Direction - Copy out all lines carrying the word "scan".

## Start Input records

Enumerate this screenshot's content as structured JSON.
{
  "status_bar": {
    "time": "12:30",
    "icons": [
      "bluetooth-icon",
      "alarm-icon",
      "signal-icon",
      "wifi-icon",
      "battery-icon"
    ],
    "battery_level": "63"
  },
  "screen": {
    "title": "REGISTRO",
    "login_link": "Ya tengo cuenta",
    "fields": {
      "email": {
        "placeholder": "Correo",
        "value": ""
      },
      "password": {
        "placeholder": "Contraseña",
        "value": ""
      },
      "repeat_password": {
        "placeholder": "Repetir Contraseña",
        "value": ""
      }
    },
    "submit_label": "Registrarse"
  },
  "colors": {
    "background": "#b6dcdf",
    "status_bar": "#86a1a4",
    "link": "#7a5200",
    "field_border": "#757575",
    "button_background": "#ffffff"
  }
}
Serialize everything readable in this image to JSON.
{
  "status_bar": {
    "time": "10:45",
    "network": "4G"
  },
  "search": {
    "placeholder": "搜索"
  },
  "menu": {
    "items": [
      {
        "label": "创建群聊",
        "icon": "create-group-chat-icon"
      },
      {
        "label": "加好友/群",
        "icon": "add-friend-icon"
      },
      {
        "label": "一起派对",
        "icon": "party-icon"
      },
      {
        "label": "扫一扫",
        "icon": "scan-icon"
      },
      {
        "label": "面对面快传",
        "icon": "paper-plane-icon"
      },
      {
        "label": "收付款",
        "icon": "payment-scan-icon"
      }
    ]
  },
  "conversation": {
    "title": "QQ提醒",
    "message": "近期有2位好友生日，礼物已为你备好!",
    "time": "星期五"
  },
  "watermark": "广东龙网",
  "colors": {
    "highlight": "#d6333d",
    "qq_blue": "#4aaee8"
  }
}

## End Input records

Output for this exercise -
        "icon": "scan-icon"
        "icon": "payment-scan-icon"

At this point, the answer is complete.